EXTRACTED INFORMATION:
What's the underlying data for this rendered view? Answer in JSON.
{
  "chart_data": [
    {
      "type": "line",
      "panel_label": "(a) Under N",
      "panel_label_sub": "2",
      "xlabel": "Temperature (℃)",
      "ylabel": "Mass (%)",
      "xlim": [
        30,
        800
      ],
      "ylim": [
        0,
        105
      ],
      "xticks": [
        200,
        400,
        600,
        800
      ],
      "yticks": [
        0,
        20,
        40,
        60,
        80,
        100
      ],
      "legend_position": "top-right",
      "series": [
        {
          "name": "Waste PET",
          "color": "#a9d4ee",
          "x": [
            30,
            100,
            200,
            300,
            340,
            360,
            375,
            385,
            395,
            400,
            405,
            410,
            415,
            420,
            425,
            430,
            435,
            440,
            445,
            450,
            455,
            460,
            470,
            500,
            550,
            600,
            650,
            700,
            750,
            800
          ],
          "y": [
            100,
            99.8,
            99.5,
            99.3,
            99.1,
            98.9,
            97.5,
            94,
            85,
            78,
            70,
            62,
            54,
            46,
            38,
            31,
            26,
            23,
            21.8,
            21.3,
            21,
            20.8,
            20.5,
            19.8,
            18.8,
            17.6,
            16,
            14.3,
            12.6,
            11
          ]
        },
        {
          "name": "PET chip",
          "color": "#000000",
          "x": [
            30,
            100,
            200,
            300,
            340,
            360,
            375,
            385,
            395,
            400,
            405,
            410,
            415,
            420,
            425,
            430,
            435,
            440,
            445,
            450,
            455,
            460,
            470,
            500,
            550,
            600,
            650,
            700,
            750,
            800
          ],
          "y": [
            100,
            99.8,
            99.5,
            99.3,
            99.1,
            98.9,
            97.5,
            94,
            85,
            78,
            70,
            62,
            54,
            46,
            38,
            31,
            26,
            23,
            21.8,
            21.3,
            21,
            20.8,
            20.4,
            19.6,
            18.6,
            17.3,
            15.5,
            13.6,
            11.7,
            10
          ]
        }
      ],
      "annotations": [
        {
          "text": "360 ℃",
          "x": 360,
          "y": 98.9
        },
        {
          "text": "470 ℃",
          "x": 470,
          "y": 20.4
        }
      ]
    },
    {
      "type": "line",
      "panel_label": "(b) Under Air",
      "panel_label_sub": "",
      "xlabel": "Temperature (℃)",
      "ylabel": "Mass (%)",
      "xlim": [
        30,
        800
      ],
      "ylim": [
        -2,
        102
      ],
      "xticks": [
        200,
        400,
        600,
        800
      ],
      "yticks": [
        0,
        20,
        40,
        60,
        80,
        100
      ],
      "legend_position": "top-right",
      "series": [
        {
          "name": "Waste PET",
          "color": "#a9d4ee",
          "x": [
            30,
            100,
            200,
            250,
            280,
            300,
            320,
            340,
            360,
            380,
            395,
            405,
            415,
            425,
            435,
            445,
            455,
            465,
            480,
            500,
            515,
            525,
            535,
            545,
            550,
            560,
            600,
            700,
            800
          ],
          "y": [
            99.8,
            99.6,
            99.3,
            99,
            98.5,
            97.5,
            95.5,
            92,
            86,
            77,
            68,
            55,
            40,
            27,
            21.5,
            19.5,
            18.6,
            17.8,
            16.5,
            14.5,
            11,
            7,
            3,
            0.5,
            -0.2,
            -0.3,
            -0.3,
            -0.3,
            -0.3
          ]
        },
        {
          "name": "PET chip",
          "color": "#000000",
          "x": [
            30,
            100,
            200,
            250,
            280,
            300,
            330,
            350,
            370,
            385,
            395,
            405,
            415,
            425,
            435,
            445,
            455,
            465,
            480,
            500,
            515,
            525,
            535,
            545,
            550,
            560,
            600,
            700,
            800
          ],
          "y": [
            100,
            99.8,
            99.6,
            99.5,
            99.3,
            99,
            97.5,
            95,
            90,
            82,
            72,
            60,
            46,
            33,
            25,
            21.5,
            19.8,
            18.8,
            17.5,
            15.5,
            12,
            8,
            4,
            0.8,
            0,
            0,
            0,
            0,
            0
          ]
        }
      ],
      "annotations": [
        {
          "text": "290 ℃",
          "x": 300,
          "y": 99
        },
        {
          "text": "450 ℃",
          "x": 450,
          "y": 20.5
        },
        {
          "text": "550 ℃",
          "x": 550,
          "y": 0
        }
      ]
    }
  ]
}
* * *
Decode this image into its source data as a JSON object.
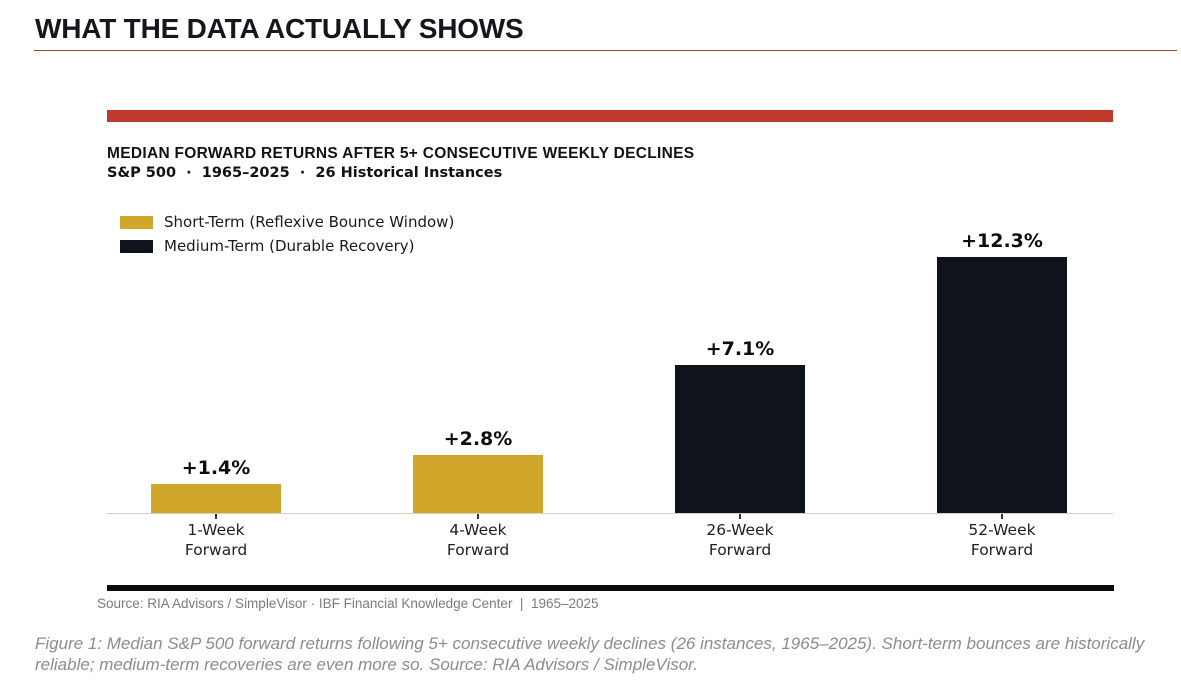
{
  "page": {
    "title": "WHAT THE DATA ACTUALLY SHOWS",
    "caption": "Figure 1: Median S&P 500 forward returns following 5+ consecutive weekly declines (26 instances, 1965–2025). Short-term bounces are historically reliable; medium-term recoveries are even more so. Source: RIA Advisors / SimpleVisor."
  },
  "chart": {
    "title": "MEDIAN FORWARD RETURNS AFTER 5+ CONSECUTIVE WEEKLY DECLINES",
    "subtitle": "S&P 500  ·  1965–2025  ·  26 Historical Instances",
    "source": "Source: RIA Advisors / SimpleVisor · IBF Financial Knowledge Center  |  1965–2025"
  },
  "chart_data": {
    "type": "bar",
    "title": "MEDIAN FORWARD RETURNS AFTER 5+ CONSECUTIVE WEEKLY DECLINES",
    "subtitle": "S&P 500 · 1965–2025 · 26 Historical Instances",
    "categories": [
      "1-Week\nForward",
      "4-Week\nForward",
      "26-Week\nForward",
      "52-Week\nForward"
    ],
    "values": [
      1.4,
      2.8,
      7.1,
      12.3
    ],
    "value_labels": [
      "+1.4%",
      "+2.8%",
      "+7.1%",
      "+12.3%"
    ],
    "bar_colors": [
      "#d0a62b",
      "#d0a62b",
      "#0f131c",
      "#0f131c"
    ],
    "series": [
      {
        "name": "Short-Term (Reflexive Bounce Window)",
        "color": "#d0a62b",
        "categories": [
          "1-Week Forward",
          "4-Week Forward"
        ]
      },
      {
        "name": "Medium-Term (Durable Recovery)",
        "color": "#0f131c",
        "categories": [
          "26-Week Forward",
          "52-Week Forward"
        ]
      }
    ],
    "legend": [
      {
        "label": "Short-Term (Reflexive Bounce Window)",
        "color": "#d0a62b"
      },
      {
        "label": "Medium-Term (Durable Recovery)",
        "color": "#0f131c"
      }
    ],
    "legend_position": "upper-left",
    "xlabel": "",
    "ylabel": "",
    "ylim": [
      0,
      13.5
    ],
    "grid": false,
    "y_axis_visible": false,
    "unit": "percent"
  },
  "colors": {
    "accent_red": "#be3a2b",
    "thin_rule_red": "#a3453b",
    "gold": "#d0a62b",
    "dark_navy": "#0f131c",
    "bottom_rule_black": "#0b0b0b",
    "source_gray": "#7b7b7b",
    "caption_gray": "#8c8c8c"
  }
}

DIRECTIONS FOR THIS TASK:
Reproduce each line from the records that contains the word "Short".

ANSWER IN FULL:
    "caption": "Figure 1: Median S&P 500 forward returns following 5+ consecutive weekly declines (26 instances, 1965–2025). Short-term bounces are historically reliable; medium-term recoveries are even more so. Source: RIA Advisors / SimpleVisor."
        "name": "Short-Term (Reflexive Bounce Window)",
        "label": "Short-Term (Reflexive Bounce Window)",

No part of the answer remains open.